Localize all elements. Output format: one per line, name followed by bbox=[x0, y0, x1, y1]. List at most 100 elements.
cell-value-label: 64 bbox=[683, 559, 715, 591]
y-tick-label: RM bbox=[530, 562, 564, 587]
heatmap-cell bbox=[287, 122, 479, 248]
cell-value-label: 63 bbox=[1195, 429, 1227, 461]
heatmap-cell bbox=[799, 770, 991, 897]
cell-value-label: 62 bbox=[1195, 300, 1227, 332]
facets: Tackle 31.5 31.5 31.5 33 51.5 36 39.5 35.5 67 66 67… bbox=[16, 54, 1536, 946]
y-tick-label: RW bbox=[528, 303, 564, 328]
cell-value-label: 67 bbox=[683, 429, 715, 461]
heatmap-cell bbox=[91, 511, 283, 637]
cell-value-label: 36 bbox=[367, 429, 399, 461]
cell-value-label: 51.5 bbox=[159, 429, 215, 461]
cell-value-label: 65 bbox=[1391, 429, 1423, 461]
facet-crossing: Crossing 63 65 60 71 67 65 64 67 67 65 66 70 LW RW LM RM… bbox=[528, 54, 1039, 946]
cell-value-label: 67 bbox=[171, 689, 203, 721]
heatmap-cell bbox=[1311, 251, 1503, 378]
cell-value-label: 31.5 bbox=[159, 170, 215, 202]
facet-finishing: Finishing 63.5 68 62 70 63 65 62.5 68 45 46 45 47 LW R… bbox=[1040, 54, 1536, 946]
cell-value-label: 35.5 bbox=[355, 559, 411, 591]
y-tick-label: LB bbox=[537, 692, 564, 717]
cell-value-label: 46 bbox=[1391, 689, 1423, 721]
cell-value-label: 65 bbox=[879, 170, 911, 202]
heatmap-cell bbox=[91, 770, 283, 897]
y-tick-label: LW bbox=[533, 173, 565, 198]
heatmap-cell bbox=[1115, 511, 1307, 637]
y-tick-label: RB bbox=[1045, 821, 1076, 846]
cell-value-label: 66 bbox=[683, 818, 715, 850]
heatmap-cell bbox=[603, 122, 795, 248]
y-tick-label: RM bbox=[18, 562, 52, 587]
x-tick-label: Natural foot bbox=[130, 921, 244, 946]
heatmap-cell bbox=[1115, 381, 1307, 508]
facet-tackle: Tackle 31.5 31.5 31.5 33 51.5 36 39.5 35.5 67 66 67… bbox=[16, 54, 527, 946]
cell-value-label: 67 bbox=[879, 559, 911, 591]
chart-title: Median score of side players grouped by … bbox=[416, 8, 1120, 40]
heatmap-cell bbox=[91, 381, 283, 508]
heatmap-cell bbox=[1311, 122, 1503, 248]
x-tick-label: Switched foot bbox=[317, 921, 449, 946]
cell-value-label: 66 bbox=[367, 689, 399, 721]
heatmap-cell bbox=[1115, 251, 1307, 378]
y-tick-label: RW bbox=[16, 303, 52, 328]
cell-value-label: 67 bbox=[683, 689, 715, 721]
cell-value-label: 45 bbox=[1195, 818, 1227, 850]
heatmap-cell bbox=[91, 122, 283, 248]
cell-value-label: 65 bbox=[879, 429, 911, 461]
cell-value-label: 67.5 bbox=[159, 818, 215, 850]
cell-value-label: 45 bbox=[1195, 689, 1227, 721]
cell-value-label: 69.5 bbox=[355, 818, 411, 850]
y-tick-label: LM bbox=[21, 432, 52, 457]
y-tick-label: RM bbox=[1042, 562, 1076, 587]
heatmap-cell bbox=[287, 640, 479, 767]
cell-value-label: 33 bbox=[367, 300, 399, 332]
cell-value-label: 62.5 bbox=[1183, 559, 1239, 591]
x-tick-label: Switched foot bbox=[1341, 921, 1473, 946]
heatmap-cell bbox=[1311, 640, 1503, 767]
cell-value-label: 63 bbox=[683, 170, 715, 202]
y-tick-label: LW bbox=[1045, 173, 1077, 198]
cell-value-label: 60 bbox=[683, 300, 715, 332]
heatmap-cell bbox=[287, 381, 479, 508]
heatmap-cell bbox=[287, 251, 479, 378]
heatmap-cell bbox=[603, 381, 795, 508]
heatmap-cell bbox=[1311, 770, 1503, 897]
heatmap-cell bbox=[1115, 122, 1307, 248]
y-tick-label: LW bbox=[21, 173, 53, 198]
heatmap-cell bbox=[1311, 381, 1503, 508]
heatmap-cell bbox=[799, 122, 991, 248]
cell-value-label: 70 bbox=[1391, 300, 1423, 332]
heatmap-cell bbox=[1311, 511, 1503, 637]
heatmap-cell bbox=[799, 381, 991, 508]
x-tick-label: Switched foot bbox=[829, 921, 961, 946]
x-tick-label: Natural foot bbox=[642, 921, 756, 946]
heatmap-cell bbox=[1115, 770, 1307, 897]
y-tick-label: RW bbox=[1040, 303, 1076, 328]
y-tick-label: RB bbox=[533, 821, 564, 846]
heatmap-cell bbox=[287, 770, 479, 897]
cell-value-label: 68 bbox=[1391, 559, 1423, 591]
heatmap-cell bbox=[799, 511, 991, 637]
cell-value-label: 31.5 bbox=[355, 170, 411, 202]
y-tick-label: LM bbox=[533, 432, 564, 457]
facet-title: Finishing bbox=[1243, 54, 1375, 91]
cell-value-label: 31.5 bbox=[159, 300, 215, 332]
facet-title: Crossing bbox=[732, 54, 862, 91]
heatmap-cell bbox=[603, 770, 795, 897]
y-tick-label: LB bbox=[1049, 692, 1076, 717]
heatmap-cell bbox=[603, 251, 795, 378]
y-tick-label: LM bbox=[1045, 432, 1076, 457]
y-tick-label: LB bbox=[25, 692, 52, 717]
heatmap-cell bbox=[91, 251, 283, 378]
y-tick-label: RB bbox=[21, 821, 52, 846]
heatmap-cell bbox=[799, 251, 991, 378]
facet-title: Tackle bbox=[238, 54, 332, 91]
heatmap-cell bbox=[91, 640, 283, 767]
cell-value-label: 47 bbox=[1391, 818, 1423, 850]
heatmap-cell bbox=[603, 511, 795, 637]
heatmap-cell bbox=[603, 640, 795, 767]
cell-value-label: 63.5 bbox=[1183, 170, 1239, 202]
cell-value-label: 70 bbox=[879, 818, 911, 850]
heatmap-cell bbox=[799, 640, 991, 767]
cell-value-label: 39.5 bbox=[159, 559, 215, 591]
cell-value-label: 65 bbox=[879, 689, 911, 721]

________

### Instructions for the task
Format every line in the rows above as a numbered list, omitting any blank lines.

### Worked answer
1. Localize all elements. Output format: one per line, name followed by bbox=[x0, y0, x1, y1]. List at most 100 elements.
2. cell-value-label: 64 bbox=[683, 559, 715, 591]
3. y-tick-label: RM bbox=[530, 562, 564, 587]
4. heatmap-cell bbox=[287, 122, 479, 248]
5. cell-value-label: 63 bbox=[1195, 429, 1227, 461]
6. heatmap-cell bbox=[799, 770, 991, 897]
7. cell-value-label: 62 bbox=[1195, 300, 1227, 332]
8. facets: Tackle 31.5 31.5 31.5 33 51.5 36 39.5 35.5 67 66 67… bbox=[16, 54, 1536, 946]
9. y-tick-label: RW bbox=[528, 303, 564, 328]
10. cell-value-label: 67 bbox=[683, 429, 715, 461]
11. heatmap-cell bbox=[91, 511, 283, 637]
12. cell-value-label: 36 bbox=[367, 429, 399, 461]
13. cell-value-label: 51.5 bbox=[159, 429, 215, 461]
14. cell-value-label: 65 bbox=[1391, 429, 1423, 461]
15. facet-crossing: Crossing 63 65 60 71 67 65 64 67 67 65 66 70 LW RW LM RM… bbox=[528, 54, 1039, 946]
16. cell-value-label: 67 bbox=[171, 689, 203, 721]
17. heatmap-cell bbox=[1311, 251, 1503, 378]
18. cell-value-label: 31.5 bbox=[159, 170, 215, 202]
19. facet-finishing: Finishing 63.5 68 62 70 63 65 62.5 68 45 46 45 47 LW R… bbox=[1040, 54, 1536, 946]
20. cell-value-label: 35.5 bbox=[355, 559, 411, 591]
21. y-tick-label: LB bbox=[537, 692, 564, 717]
22. cell-value-label: 46 bbox=[1391, 689, 1423, 721]
23. cell-value-label: 65 bbox=[879, 170, 911, 202]
24. heatmap-cell bbox=[91, 770, 283, 897]
25. y-tick-label: LW bbox=[533, 173, 565, 198]
26. heatmap-cell bbox=[1115, 511, 1307, 637]
27. y-tick-label: RB bbox=[1045, 821, 1076, 846]
28. cell-value-label: 66 bbox=[683, 818, 715, 850]
29. heatmap-cell bbox=[603, 122, 795, 248]
30. y-tick-label: RM bbox=[18, 562, 52, 587]
31. x-tick-label: Natural foot bbox=[130, 921, 244, 946]
32. heatmap-cell bbox=[1115, 381, 1307, 508]
33. facet-tackle: Tackle 31.5 31.5 31.5 33 51.5 36 39.5 35.5 67 66 67… bbox=[16, 54, 527, 946]
34. cell-value-label: 67 bbox=[879, 559, 911, 591]
35. chart-title: Median score of side players grouped by … bbox=[416, 8, 1120, 40]
36. heatmap-cell bbox=[91, 381, 283, 508]
37. heatmap-cell bbox=[1311, 122, 1503, 248]
38. x-tick-label: Switched foot bbox=[317, 921, 449, 946]
39. cell-value-label: 66 bbox=[367, 689, 399, 721]
40. heatmap-cell bbox=[1115, 251, 1307, 378]
41. y-tick-label: RW bbox=[16, 303, 52, 328]
42. cell-value-label: 67 bbox=[683, 689, 715, 721]
43. cell-value-label: 45 bbox=[1195, 818, 1227, 850]
44. heatmap-cell bbox=[91, 122, 283, 248]
45. cell-value-label: 65 bbox=[879, 429, 911, 461]
46. cell-value-label: 67.5 bbox=[159, 818, 215, 850]
47. cell-value-label: 45 bbox=[1195, 689, 1227, 721]
48. cell-value-label: 69.5 bbox=[355, 818, 411, 850]
49. y-tick-label: LM bbox=[21, 432, 52, 457]
50. y-tick-label: RM bbox=[1042, 562, 1076, 587]
51. heatmap-cell bbox=[287, 640, 479, 767]
52. cell-value-label: 33 bbox=[367, 300, 399, 332]
53. cell-value-label: 62.5 bbox=[1183, 559, 1239, 591]
54. x-tick-label: Switched foot bbox=[1341, 921, 1473, 946]
55. heatmap-cell bbox=[1311, 640, 1503, 767]
56. cell-value-label: 63 bbox=[683, 170, 715, 202]
57. y-tick-label: LW bbox=[1045, 173, 1077, 198]
58. cell-value-label: 60 bbox=[683, 300, 715, 332]
59. heatmap-cell bbox=[287, 381, 479, 508]
60. heatmap-cell bbox=[287, 251, 479, 378]
61. heatmap-cell bbox=[603, 381, 795, 508]
62. heatmap-cell bbox=[1311, 770, 1503, 897]
63. heatmap-cell bbox=[1115, 122, 1307, 248]
64. y-tick-label: LW bbox=[21, 173, 53, 198]
65. heatmap-cell bbox=[1311, 381, 1503, 508]
66. heatmap-cell bbox=[799, 122, 991, 248]
67. cell-value-label: 70 bbox=[1391, 300, 1423, 332]
68. heatmap-cell bbox=[1311, 511, 1503, 637]
69. heatmap-cell bbox=[799, 381, 991, 508]
70. x-tick-label: Switched foot bbox=[829, 921, 961, 946]
71. x-tick-label: Natural foot bbox=[642, 921, 756, 946]
72. heatmap-cell bbox=[1115, 770, 1307, 897]
73. y-tick-label: RW bbox=[1040, 303, 1076, 328]
74. y-tick-label: RB bbox=[533, 821, 564, 846]
75. heatmap-cell bbox=[287, 770, 479, 897]
76. cell-value-label: 68 bbox=[1391, 559, 1423, 591]
77. heatmap-cell bbox=[799, 511, 991, 637]
78. cell-value-label: 31.5 bbox=[355, 170, 411, 202]
79. y-tick-label: LM bbox=[533, 432, 564, 457]
80. facet-title: Finishing bbox=[1243, 54, 1375, 91]
81. cell-value-label: 31.5 bbox=[159, 300, 215, 332]
82. facet-title: Crossing bbox=[732, 54, 862, 91]
83. heatmap-cell bbox=[603, 770, 795, 897]
84. y-tick-label: LB bbox=[1049, 692, 1076, 717]
85. heatmap-cell bbox=[603, 251, 795, 378]
86. y-tick-label: LM bbox=[1045, 432, 1076, 457]
87. y-tick-label: LB bbox=[25, 692, 52, 717]
88. heatmap-cell bbox=[91, 251, 283, 378]
89. y-tick-label: RB bbox=[21, 821, 52, 846]
90. heatmap-cell bbox=[799, 251, 991, 378]
91. facet-title: Tackle bbox=[238, 54, 332, 91]
92. heatmap-cell bbox=[91, 640, 283, 767]
93. cell-value-label: 47 bbox=[1391, 818, 1423, 850]
94. heatmap-cell bbox=[603, 511, 795, 637]
95. heatmap-cell bbox=[603, 640, 795, 767]
96. cell-value-label: 63.5 bbox=[1183, 170, 1239, 202]
97. cell-value-label: 70 bbox=[879, 818, 911, 850]
98. heatmap-cell bbox=[799, 640, 991, 767]
99. cell-value-label: 39.5 bbox=[159, 559, 215, 591]
100. cell-value-label: 65 bbox=[879, 689, 911, 721]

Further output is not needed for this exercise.